▼

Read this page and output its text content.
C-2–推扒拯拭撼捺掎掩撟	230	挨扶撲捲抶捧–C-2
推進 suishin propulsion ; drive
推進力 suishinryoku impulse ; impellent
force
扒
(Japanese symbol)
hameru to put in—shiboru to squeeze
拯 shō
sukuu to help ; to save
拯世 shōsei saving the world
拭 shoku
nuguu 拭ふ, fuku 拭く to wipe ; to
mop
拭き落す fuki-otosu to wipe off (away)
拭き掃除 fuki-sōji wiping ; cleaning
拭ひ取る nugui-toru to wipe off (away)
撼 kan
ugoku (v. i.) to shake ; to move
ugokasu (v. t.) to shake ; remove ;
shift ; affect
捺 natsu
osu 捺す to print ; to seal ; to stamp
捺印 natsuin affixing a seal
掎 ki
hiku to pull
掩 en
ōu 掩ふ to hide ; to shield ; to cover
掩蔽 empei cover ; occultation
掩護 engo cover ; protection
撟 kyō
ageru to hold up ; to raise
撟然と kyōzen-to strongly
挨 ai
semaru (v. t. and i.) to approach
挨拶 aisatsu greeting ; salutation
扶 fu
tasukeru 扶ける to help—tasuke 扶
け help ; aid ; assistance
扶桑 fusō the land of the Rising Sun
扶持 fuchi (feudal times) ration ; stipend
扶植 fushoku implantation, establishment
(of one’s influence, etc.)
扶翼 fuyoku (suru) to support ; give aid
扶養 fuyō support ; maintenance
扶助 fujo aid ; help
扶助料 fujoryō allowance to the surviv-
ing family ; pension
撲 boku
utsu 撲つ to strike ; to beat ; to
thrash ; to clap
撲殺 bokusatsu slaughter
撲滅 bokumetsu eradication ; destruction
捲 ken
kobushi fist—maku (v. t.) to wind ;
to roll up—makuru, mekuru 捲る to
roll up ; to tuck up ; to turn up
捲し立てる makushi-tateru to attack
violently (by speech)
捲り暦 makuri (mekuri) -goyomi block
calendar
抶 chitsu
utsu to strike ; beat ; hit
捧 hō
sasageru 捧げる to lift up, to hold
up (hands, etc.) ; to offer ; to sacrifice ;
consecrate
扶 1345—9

▲

*AIM OF THE EXERCISE*. Repeat the data in its entirety, character for character.

*WRITTEN SOLUTION*.
Read this page and output its text content.
C-2–推扒拯拭撼捺掎掩撟	230	挨扶撲捲抶捧–C-2
推進 suishin propulsion ; drive
推進力 suishinryoku impulse ; impellent
force
扒
(Japanese symbol)
hameru to put in—shiboru to squeeze
拯 shō
sukuu to help ; to save
拯世 shōsei saving the world
拭 shoku
nuguu 拭ふ, fuku 拭く to wipe ; to
mop
拭き落す fuki-otosu to wipe off (away)
拭き掃除 fuki-sōji wiping ; cleaning
拭ひ取る nugui-toru to wipe off (away)
撼 kan
ugoku (v. i.) to shake ; to move
ugokasu (v. t.) to shake ; remove ;
shift ; affect
捺 natsu
osu 捺す to print ; to seal ; to stamp
捺印 natsuin affixing a seal
掎 ki
hiku to pull
掩 en
ōu 掩ふ to hide ; to shield ; to cover
掩蔽 empei cover ; occultation
掩護 engo cover ; protection
撟 kyō
ageru to hold up ; to raise
撟然と kyōzen-to strongly
挨 ai
semaru (v. t. and i.) to approach
挨拶 aisatsu greeting ; salutation
扶 fu
tasukeru 扶ける to help—tasuke 扶
け help ; aid ; assistance
扶桑 fusō the land of the Rising Sun
扶持 fuchi (feudal times) ration ; stipend
扶植 fushoku implantation, establishment
(of one’s influence, etc.)
扶翼 fuyoku (suru) to support ; give aid
扶養 fuyō support ; maintenance
扶助 fujo aid ; help
扶助料 fujoryō allowance to the surviv-
ing family ; pension
撲 boku
utsu 撲つ to strike ; to beat ; to
thrash ; to clap
撲殺 bokusatsu slaughter
撲滅 bokumetsu eradication ; destruction
捲 ken
kobushi fist—maku (v. t.) to wind ;
to roll up—makuru, mekuru 捲る to
roll up ; to tuck up ; to turn up
捲し立てる makushi-tateru to attack
violently (by speech)
捲り暦 makuri (mekuri) -goyomi block
calendar
抶 chitsu
utsu to strike ; beat ; hit
捧 hō
sasageru 捧げる to lift up, to hold
up (hands, etc.) ; to offer ; to sacrifice ;
consecrate
扶 1345—9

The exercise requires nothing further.